> **Exercise prompt**
Quote the whole listing verbatim.

....................

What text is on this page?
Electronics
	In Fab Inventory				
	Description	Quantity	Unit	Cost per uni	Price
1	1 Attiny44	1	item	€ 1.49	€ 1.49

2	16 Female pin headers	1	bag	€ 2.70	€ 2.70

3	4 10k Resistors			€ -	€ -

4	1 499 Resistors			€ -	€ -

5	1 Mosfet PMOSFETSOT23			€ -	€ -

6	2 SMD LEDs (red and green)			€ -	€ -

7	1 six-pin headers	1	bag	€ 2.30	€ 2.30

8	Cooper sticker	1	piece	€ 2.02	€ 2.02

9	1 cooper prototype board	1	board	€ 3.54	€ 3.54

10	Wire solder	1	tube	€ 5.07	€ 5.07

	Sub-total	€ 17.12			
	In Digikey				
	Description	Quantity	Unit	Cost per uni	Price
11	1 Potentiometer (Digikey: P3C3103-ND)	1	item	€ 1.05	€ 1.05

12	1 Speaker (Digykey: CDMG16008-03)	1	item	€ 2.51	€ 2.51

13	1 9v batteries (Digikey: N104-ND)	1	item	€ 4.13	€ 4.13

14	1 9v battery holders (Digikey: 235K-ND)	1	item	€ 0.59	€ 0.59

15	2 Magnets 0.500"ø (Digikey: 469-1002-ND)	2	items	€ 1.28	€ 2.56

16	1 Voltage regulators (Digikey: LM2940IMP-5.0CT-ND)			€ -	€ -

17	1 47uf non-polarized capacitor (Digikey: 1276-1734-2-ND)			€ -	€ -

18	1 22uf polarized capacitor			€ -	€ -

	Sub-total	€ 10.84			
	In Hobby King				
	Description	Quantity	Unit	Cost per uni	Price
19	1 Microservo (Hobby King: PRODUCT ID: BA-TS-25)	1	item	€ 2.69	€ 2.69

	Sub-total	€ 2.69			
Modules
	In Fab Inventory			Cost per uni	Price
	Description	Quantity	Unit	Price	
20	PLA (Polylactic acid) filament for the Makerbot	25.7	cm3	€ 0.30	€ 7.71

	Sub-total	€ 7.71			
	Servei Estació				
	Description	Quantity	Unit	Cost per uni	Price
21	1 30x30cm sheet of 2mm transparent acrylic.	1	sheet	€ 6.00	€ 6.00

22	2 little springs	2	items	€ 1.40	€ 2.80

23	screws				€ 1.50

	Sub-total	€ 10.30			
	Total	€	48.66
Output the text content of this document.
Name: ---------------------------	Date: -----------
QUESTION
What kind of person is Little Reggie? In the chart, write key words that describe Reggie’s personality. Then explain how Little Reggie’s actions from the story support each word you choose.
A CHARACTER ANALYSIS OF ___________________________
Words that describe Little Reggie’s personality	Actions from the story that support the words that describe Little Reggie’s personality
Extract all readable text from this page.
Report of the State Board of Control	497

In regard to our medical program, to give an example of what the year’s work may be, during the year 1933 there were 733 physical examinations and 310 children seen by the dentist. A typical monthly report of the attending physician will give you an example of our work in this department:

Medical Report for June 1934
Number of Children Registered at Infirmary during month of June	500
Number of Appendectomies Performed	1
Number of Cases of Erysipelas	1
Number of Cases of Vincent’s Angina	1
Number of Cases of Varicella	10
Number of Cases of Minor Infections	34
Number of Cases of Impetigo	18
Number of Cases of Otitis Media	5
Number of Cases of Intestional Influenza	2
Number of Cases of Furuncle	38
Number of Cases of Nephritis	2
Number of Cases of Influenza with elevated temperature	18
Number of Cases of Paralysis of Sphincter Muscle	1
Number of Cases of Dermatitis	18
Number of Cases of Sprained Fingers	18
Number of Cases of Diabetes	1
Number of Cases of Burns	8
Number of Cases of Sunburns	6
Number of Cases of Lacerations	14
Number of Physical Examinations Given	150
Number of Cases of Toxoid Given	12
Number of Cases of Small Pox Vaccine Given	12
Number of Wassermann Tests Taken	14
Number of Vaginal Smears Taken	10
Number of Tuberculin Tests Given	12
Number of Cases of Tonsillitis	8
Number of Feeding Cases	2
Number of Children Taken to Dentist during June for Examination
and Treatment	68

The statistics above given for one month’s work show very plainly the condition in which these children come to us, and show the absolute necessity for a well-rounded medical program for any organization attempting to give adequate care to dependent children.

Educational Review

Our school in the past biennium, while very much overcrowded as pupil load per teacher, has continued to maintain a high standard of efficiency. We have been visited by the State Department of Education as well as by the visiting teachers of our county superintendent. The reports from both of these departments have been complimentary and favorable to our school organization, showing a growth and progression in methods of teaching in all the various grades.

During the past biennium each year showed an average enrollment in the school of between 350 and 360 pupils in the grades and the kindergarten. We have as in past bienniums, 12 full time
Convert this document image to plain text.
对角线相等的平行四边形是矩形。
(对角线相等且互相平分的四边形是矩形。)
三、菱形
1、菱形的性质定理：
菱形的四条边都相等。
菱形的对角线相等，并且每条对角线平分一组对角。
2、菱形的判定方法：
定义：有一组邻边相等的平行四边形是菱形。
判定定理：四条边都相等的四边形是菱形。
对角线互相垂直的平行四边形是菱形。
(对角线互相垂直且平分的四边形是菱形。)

....................

> **Solution below**
What text is on this page?
Electronics
	In Fab Inventory				
	Description	Quantity	Unit	Cost per uni	Price
1	1 Attiny44	1	item	€ 1.49	€ 1.49

2	16 Female pin headers	1	bag	€ 2.70	€ 2.70

3	4 10k Resistors			€ -	€ -

4	1 499 Resistors			€ -	€ -

5	1 Mosfet PMOSFETSOT23			€ -	€ -

6	2 SMD LEDs (red and green)			€ -	€ -

7	1 six-pin headers	1	bag	€ 2.30	€ 2.30

8	Cooper sticker	1	piece	€ 2.02	€ 2.02

9	1 cooper prototype board	1	board	€ 3.54	€ 3.54

10	Wire solder	1	tube	€ 5.07	€ 5.07

	Sub-total	€ 17.12			
	In Digikey				
	Description	Quantity	Unit	Cost per uni	Price
11	1 Potentiometer (Digikey: P3C3103-ND)	1	item	€ 1.05	€ 1.05

12	1 Speaker (Digykey: CDMG16008-03)	1	item	€ 2.51	€ 2.51

13	1 9v batteries (Digikey: N104-ND)	1	item	€ 4.13	€ 4.13

14	1 9v battery holders (Digikey: 235K-ND)	1	item	€ 0.59	€ 0.59

15	2 Magnets 0.500"ø (Digikey: 469-1002-ND)	2	items	€ 1.28	€ 2.56

16	1 Voltage regulators (Digikey: LM2940IMP-5.0CT-ND)			€ -	€ -

17	1 47uf non-polarized capacitor (Digikey: 1276-1734-2-ND)			€ -	€ -

18	1 22uf polarized capacitor			€ -	€ -

	Sub-total	€ 10.84			
	In Hobby King				
	Description	Quantity	Unit	Cost per uni	Price
19	1 Microservo (Hobby King: PRODUCT ID: BA-TS-25)	1	item	€ 2.69	€ 2.69

	Sub-total	€ 2.69			
Modules
	In Fab Inventory			Cost per uni	Price
	Description	Quantity	Unit	Price	
20	PLA (Polylactic acid) filament for the Makerbot	25.7	cm3	€ 0.30	€ 7.71

	Sub-total	€ 7.71			
	Servei Estació				
	Description	Quantity	Unit	Cost per uni	Price
21	1 30x30cm sheet of 2mm transparent acrylic.	1	sheet	€ 6.00	€ 6.00

22	2 little springs	2	items	€ 1.40	€ 2.80

23	screws				€ 1.50

	Sub-total	€ 10.30			
	Total	€	48.66
Output the text content of this document.
Name: ---------------------------	Date: -----------
QUESTION
What kind of person is Little Reggie? In the chart, write key words that describe Reggie’s personality. Then explain how Little Reggie’s actions from the story support each word you choose.
A CHARACTER ANALYSIS OF ___________________________
Words that describe Little Reggie’s personality	Actions from the story that support the words that describe Little Reggie’s personality
Extract all readable text from this page.
Report of the State Board of Control	497

In regard to our medical program, to give an example of what the year’s work may be, during the year 1933 there were 733 physical examinations and 310 children seen by the dentist. A typical monthly report of the attending physician will give you an example of our work in this department:

Medical Report for June 1934
Number of Children Registered at Infirmary during month of June	500
Number of Appendectomies Performed	1
Number of Cases of Erysipelas	1
Number of Cases of Vincent’s Angina	1
Number of Cases of Varicella	10
Number of Cases of Minor Infections	34
Number of Cases of Impetigo	18
Number of Cases of Otitis Media	5
Number of Cases of Intestional Influenza	2
Number of Cases of Furuncle	38
Number of Cases of Nephritis	2
Number of Cases of Influenza with elevated temperature	18
Number of Cases of Paralysis of Sphincter Muscle	1
Number of Cases of Dermatitis	18
Number of Cases of Sprained Fingers	18
Number of Cases of Diabetes	1
Number of Cases of Burns	8
Number of Cases of Sunburns	6
Number of Cases of Lacerations	14
Number of Physical Examinations Given	150
Number of Cases of Toxoid Given	12
Number of Cases of Small Pox Vaccine Given	12
Number of Wassermann Tests Taken	14
Number of Vaginal Smears Taken	10
Number of Tuberculin Tests Given	12
Number of Cases of Tonsillitis	8
Number of Feeding Cases	2
Number of Children Taken to Dentist during June for Examination
and Treatment	68

The statistics above given for one month’s work show very plainly the condition in which these children come to us, and show the absolute necessity for a well-rounded medical program for any organization attempting to give adequate care to dependent children.

Educational Review

Our school in the past biennium, while very much overcrowded as pupil load per teacher, has continued to maintain a high standard of efficiency. We have been visited by the State Department of Education as well as by the visiting teachers of our county superintendent. The reports from both of these departments have been complimentary and favorable to our school organization, showing a growth and progression in methods of teaching in all the various grades.

During the past biennium each year showed an average enrollment in the school of between 350 and 360 pupils in the grades and the kindergarten. We have as in past bienniums, 12 full time
Convert this document image to plain text.
对角线相等的平行四边形是矩形。
(对角线相等且互相平分的四边形是矩形。)
三、菱形
1、菱形的性质定理：
菱形的四条边都相等。
菱形的对角线相等，并且每条对角线平分一组对角。
2、菱形的判定方法：
定义：有一组邻边相等的平行四边形是菱形。
判定定理：四条边都相等的四边形是菱形。
对角线互相垂直的平行四边形是菱形。
(对角线互相垂直且平分的四边形是菱形。)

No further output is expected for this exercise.